--- begin ---

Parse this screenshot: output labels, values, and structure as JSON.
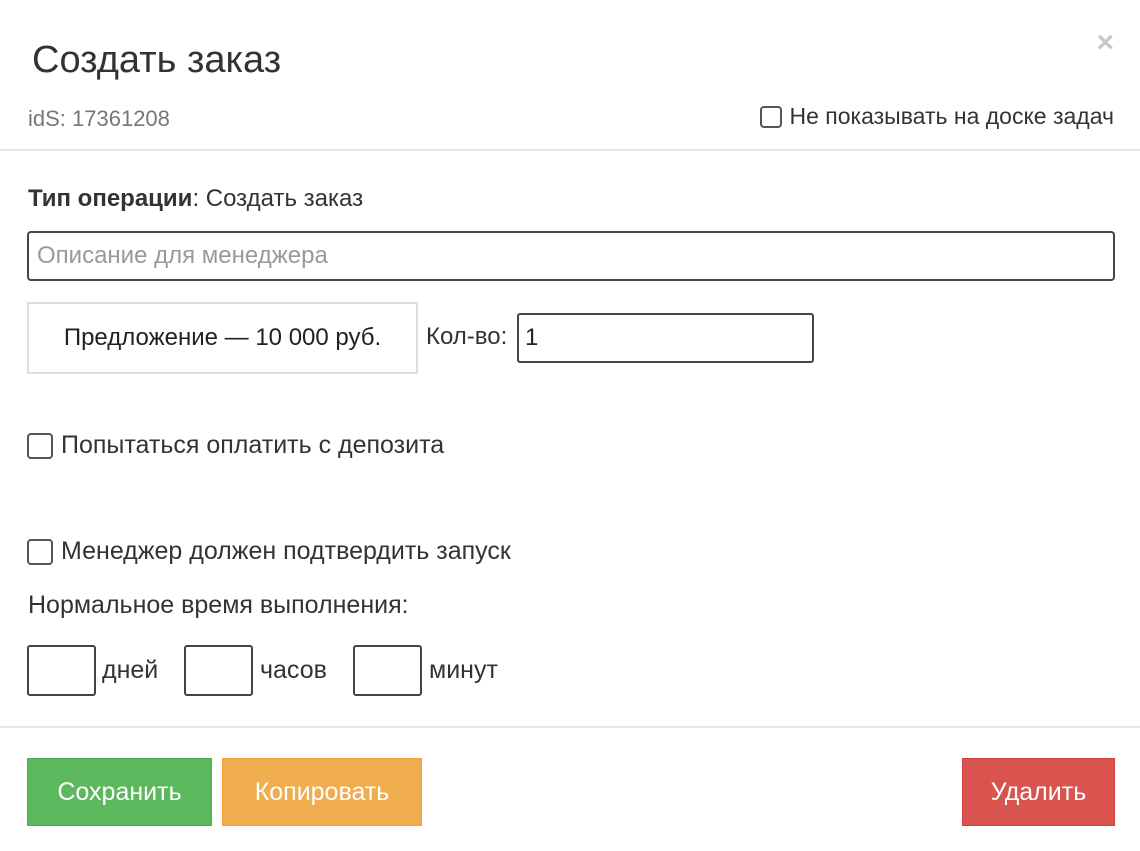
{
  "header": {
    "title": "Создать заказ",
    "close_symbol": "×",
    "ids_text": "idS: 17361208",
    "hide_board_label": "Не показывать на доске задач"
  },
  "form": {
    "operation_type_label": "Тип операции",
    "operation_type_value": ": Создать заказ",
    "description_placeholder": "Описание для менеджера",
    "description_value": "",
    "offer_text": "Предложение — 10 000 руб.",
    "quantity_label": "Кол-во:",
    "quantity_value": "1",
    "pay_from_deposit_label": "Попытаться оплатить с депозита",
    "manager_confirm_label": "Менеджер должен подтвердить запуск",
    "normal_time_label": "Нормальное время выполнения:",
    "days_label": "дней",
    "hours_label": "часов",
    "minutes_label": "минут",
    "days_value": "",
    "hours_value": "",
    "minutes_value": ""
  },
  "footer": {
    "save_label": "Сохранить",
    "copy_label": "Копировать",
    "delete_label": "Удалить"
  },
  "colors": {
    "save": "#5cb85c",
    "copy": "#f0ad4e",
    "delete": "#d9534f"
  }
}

--- end ---
--- begin ---

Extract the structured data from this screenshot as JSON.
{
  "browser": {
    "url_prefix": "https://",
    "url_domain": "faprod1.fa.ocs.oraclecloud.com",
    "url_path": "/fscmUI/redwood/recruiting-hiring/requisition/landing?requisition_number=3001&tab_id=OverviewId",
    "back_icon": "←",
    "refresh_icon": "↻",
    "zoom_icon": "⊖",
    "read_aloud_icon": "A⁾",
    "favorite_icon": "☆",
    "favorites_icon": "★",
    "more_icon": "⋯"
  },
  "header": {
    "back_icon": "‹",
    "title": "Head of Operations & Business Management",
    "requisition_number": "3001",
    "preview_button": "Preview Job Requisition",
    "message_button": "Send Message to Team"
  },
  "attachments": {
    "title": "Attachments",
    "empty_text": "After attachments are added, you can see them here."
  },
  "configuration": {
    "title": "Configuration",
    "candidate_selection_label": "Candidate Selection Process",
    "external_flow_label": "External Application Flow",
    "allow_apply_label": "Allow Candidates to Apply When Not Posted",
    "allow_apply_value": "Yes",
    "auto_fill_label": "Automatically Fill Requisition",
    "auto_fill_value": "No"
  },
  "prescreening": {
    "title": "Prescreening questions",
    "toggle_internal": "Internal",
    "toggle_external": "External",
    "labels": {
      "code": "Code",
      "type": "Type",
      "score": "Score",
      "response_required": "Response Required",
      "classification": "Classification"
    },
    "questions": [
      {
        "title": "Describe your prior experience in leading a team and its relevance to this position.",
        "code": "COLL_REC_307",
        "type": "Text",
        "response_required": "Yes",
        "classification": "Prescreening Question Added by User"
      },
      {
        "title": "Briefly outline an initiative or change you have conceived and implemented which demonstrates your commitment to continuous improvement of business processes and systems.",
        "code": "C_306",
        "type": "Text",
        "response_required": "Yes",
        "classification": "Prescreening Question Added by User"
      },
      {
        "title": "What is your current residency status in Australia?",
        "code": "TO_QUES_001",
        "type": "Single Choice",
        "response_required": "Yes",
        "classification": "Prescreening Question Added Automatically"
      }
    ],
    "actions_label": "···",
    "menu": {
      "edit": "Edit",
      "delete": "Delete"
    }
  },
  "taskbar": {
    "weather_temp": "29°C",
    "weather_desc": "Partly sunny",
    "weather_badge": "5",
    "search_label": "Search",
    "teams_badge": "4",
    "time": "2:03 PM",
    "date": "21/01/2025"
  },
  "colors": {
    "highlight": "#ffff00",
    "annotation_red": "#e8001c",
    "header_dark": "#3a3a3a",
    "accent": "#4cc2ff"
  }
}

--- end ---
--- begin ---

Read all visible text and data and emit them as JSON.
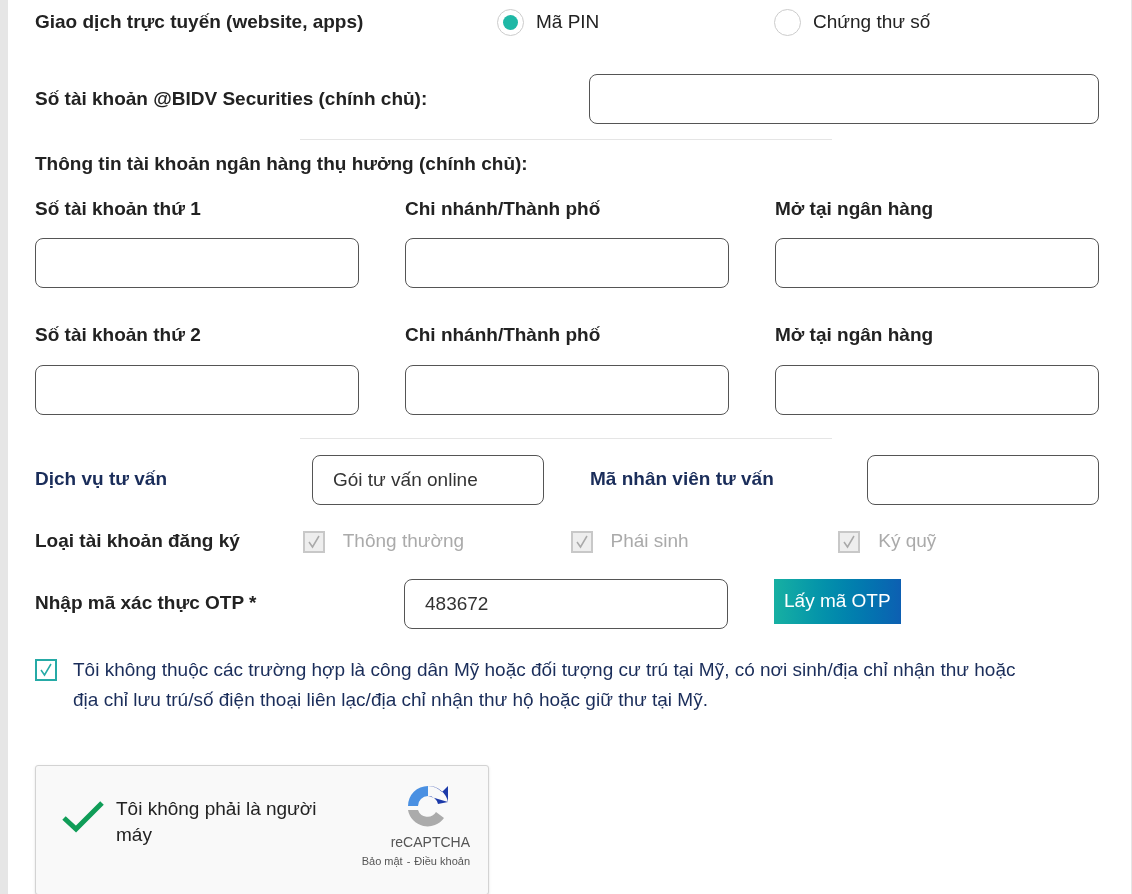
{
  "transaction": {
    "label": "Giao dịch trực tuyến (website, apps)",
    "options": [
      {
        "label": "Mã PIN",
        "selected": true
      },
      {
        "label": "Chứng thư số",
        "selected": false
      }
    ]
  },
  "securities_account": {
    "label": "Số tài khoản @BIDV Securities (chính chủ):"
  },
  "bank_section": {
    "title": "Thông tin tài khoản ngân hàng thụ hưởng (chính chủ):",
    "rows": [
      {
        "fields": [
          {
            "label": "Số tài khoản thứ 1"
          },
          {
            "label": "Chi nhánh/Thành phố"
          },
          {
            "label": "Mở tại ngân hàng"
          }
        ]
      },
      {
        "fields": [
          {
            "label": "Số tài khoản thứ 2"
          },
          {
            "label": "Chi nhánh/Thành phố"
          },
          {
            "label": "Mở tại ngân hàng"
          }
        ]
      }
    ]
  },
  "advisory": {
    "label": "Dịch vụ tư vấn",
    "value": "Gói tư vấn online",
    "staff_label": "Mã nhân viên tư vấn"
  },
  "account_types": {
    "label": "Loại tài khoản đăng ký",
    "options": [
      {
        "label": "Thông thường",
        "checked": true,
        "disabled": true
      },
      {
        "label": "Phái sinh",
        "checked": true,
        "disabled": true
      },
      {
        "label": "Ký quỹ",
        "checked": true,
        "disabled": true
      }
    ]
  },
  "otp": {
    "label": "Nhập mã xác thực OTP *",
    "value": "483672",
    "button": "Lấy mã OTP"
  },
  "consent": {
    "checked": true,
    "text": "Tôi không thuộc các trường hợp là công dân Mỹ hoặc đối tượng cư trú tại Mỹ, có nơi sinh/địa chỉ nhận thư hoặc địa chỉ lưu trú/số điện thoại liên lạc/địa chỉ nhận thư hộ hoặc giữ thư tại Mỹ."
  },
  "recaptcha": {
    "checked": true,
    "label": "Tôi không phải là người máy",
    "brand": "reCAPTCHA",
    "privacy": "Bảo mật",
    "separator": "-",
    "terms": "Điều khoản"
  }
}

--- end ---

Return all lines with the word "title" in them.

    "title": "Создать заказ",
    "title": "Head of Operations & Business Management",
    "title": "Attachments",
    "title": "Configuration",
    "title": "Prescreening questions",
        "title": "Describe your prior experience in leading a team and its relevance to this position.",
        "title": "Briefly outline an initiative or change you have conceived and implemented which demonstrates your commitment to continuous improvement of business processes and systems.",
        "title": "What is your current residency status in Australia?",
    "title": "Thông tin tài khoản ngân hàng thụ hưởng (chính chủ):",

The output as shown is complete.